▸ Instructions to follow
In full and without alteration, repeat the material.
***** Listed entries *****
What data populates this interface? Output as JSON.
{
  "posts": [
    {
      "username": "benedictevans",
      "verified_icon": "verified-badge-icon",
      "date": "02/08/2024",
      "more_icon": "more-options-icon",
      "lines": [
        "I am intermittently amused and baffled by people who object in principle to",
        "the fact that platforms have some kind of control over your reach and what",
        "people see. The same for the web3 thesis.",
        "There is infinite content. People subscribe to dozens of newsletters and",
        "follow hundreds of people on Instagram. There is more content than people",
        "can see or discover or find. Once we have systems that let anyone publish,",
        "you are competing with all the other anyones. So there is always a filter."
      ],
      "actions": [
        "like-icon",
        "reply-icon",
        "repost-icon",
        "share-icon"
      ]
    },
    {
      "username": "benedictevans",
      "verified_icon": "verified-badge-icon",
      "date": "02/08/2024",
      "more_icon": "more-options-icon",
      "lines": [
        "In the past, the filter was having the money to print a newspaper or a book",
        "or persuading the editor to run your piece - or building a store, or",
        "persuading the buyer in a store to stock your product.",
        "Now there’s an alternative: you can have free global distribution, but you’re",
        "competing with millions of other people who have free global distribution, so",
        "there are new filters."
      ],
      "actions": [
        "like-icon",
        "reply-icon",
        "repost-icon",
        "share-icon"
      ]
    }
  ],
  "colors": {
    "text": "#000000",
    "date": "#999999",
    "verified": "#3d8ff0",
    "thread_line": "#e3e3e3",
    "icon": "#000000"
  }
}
*****
▸ Written answer
What data populates this interface? Output as JSON.
{
  "posts": [
    {
      "username": "benedictevans",
      "verified_icon": "verified-badge-icon",
      "date": "02/08/2024",
      "more_icon": "more-options-icon",
      "lines": [
        "I am intermittently amused and baffled by people who object in principle to",
        "the fact that platforms have some kind of control over your reach and what",
        "people see. The same for the web3 thesis.",
        "There is infinite content. People subscribe to dozens of newsletters and",
        "follow hundreds of people on Instagram. There is more content than people",
        "can see or discover or find. Once we have systems that let anyone publish,",
        "you are competing with all the other anyones. So there is always a filter."
      ],
      "actions": [
        "like-icon",
        "reply-icon",
        "repost-icon",
        "share-icon"
      ]
    },
    {
      "username": "benedictevans",
      "verified_icon": "verified-badge-icon",
      "date": "02/08/2024",
      "more_icon": "more-options-icon",
      "lines": [
        "In the past, the filter was having the money to print a newspaper or a book",
        "or persuading the editor to run your piece - or building a store, or",
        "persuading the buyer in a store to stock your product.",
        "Now there’s an alternative: you can have free global distribution, but you’re",
        "competing with millions of other people who have free global distribution, so",
        "there are new filters."
      ],
      "actions": [
        "like-icon",
        "reply-icon",
        "repost-icon",
        "share-icon"
      ]
    }
  ],
  "colors": {
    "text": "#000000",
    "date": "#999999",
    "verified": "#3d8ff0",
    "thread_line": "#e3e3e3",
    "icon": "#000000"
  }
}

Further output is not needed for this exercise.